Saved entries
•••••

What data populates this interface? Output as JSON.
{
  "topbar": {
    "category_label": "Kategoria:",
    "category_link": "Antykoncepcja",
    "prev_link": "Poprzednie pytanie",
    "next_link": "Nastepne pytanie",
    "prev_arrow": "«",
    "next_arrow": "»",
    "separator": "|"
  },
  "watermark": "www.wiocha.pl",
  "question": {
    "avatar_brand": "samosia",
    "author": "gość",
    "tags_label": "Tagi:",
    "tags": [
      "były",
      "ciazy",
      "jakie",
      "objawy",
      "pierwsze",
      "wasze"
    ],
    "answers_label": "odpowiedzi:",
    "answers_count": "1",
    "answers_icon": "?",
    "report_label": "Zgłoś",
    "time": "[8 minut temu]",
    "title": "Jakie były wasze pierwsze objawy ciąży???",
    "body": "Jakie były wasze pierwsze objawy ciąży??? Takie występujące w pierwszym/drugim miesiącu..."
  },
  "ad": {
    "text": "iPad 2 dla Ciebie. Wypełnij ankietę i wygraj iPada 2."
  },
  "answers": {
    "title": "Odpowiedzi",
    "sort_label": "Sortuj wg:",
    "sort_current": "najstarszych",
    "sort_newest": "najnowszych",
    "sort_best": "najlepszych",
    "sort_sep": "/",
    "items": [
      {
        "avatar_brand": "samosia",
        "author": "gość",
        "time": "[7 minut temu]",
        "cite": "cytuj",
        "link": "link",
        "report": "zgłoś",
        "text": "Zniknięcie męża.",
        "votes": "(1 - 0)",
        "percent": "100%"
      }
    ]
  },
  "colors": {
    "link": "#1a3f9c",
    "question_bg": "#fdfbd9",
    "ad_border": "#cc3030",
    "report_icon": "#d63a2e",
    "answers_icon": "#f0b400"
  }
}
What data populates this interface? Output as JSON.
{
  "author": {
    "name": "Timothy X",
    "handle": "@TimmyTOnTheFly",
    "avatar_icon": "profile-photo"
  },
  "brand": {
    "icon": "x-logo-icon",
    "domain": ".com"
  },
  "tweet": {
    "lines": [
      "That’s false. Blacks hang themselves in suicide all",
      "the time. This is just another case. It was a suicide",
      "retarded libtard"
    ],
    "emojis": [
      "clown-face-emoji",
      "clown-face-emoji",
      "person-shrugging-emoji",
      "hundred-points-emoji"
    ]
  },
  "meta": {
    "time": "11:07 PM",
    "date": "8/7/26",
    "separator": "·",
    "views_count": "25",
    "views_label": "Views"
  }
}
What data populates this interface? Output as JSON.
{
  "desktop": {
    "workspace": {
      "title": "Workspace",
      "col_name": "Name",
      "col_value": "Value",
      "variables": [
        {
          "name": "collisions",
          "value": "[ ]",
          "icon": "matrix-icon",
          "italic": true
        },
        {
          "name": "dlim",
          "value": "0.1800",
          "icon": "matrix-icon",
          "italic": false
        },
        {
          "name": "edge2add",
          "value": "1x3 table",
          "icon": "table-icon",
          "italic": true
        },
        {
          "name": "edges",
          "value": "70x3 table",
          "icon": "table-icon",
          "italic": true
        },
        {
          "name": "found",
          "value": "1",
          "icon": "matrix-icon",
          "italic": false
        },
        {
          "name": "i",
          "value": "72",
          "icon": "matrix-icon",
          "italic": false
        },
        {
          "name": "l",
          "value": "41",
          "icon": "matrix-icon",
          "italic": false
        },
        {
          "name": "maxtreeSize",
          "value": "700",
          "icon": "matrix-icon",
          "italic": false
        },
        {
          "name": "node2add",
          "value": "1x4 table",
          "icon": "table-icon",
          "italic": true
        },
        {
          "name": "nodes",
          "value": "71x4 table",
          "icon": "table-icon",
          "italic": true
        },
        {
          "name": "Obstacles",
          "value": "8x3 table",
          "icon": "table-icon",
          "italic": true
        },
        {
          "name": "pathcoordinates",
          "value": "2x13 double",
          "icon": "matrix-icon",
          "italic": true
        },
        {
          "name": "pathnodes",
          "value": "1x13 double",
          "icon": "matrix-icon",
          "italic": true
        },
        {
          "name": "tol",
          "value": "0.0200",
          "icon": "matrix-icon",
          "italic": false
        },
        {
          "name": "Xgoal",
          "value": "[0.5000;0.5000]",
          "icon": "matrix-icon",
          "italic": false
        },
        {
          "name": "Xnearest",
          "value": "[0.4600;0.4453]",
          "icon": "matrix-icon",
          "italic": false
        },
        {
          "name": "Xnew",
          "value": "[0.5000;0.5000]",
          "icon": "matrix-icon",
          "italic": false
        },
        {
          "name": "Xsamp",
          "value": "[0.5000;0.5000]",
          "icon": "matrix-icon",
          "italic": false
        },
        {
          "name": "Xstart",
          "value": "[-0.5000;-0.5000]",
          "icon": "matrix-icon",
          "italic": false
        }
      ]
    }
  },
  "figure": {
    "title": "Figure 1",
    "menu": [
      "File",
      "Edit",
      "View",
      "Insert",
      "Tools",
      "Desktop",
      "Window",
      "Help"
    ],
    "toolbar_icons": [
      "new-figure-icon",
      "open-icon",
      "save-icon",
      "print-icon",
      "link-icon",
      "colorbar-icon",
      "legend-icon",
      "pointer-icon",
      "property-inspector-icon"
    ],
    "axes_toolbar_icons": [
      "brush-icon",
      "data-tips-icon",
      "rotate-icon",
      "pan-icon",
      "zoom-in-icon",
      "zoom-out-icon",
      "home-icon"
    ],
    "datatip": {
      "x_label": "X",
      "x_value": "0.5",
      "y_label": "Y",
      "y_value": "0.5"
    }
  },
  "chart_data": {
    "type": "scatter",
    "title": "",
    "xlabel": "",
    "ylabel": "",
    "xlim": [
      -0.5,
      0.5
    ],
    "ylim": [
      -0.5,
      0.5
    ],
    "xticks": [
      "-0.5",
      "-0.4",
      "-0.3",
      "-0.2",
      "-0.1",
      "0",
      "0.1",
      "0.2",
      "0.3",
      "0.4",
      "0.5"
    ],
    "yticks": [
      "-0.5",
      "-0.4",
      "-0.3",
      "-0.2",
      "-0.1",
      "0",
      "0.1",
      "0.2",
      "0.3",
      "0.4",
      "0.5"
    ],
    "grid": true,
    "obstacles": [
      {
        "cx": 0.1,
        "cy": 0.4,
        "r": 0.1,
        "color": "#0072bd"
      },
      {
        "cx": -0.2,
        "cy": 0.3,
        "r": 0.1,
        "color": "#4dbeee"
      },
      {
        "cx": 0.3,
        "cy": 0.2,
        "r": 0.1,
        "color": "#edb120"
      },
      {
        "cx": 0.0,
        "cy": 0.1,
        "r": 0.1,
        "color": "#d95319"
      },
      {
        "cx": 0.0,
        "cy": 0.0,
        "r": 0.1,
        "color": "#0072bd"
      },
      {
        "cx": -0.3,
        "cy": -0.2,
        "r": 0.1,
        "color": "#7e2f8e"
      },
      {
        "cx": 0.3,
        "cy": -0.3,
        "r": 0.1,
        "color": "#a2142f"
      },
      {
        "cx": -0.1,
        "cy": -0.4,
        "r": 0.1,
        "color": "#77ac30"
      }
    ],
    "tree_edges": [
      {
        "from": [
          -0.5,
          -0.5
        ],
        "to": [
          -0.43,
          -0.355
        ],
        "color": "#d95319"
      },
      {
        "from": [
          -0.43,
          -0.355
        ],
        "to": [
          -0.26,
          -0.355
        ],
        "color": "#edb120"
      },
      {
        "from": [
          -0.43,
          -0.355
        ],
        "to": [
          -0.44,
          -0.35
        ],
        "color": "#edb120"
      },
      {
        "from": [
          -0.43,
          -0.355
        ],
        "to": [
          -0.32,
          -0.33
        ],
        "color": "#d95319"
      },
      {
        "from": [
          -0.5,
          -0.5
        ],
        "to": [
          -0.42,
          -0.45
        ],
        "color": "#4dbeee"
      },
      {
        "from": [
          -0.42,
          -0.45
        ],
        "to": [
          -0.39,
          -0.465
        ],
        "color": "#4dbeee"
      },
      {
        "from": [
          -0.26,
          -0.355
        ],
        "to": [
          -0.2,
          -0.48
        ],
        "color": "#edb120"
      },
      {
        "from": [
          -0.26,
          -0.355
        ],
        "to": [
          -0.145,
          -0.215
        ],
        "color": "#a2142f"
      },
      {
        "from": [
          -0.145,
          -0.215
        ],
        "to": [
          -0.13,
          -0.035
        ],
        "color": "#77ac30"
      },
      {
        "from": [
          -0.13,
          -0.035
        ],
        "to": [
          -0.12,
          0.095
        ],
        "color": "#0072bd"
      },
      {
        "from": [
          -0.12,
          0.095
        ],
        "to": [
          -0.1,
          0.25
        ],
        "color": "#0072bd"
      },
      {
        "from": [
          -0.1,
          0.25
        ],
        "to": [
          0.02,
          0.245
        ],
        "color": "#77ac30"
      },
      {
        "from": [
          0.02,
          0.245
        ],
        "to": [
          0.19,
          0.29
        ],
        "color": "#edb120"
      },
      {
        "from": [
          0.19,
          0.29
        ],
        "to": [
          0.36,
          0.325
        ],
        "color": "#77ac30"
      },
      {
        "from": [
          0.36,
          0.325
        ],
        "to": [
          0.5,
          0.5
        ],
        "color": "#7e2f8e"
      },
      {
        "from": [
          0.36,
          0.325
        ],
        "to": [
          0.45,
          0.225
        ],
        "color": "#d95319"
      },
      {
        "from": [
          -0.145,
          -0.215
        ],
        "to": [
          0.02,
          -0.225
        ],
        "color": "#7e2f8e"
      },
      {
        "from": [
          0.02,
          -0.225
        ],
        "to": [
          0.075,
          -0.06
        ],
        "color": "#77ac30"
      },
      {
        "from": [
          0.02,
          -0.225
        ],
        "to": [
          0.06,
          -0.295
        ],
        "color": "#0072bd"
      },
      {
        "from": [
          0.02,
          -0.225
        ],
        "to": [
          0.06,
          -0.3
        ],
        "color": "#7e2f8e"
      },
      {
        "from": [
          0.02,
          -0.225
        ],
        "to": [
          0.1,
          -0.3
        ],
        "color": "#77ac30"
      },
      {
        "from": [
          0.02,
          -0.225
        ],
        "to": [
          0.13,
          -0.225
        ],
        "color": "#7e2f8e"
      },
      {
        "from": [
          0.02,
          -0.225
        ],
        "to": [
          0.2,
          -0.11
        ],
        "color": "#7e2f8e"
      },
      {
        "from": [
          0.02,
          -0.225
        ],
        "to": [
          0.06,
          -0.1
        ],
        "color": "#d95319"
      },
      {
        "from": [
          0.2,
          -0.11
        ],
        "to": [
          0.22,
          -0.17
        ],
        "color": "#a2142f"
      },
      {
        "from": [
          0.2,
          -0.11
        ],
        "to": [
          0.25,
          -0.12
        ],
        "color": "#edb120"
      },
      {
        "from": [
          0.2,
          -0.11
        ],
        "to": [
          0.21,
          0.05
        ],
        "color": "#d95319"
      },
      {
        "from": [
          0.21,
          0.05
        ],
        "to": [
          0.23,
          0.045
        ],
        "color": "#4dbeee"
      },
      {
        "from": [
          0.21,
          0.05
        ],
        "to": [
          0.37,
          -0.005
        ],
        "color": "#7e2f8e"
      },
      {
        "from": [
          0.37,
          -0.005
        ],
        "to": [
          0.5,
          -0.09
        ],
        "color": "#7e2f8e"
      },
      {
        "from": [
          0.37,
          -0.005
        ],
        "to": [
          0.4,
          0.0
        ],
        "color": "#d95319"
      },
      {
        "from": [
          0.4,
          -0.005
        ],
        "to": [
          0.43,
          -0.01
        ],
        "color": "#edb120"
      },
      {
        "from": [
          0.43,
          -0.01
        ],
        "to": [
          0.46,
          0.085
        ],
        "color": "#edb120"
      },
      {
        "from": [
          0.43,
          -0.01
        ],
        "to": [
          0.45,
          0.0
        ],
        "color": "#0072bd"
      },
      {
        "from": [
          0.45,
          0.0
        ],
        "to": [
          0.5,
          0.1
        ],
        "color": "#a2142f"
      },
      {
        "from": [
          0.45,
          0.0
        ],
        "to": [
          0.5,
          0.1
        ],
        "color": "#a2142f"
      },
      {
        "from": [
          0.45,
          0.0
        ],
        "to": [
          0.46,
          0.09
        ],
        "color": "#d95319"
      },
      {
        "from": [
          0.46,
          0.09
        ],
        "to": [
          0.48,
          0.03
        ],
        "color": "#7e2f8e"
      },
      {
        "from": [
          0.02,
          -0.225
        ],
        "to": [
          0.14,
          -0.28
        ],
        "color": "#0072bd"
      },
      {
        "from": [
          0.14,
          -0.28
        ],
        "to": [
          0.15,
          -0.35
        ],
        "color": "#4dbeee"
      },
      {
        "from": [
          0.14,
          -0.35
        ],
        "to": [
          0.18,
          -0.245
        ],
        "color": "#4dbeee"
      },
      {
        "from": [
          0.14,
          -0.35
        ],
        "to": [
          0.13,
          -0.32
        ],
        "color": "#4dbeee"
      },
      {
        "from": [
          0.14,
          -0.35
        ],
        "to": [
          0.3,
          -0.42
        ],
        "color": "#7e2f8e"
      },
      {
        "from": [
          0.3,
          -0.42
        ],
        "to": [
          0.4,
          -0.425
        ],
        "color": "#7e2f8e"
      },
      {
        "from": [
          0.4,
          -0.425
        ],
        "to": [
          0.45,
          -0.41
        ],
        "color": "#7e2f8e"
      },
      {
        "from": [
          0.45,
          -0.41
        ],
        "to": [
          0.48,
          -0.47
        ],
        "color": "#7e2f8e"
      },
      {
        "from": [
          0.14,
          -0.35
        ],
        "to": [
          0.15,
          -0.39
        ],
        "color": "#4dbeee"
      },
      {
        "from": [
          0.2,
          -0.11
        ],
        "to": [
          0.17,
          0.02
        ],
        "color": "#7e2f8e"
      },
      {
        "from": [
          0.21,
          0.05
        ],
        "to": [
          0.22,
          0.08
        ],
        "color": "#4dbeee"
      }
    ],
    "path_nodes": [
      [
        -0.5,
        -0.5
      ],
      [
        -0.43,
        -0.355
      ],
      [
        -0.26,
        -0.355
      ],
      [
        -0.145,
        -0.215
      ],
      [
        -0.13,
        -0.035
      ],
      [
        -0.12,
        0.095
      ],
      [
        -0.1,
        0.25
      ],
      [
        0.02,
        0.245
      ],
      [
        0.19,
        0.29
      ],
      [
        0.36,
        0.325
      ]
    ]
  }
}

•••••

Where a line above contains the string "pierwsze", copy that line.

      "pierwsze",
    "title": "Jakie były wasze pierwsze objawy ciąży???",
    "body": "Jakie były wasze pierwsze objawy ciąży??? Takie występujące w pierwszym/drugim miesiącu..."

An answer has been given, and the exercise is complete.